_Problem_
Check each line of the material below for "title". Report how many have it, with no other words.

----

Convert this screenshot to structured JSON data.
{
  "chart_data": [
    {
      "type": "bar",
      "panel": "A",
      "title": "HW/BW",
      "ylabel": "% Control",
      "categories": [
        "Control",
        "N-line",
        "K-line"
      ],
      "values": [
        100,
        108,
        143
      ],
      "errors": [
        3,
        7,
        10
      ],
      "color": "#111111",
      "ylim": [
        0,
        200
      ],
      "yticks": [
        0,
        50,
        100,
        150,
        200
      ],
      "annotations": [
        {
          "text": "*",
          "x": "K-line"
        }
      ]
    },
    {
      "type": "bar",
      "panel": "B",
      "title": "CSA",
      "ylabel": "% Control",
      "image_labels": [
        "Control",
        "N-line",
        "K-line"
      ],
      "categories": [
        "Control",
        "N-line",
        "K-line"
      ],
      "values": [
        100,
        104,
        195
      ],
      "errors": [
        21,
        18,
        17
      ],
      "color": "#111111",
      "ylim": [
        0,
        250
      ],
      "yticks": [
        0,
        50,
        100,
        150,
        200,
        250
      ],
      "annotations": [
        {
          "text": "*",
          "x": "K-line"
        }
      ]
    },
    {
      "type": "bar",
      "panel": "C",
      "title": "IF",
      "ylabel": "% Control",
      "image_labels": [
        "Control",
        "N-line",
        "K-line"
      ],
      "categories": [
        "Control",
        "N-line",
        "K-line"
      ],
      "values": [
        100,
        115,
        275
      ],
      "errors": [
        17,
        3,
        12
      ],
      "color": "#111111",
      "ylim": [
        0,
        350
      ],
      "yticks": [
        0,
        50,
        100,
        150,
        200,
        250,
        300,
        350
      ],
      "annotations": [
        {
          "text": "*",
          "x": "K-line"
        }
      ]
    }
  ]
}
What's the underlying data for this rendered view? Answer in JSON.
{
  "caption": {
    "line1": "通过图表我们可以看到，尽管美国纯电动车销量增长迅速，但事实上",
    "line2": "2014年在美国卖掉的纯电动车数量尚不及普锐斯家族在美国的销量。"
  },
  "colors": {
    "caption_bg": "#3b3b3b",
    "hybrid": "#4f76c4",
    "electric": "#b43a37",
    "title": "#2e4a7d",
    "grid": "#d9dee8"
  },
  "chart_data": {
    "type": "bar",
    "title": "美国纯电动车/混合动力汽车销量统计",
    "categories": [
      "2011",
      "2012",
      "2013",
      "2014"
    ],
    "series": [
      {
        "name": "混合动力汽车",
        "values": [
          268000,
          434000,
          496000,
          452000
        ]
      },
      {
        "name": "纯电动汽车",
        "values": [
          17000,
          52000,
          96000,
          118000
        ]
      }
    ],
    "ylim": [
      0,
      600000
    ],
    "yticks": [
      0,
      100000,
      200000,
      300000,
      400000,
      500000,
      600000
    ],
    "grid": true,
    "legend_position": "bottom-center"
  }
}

----

_Answer below_
5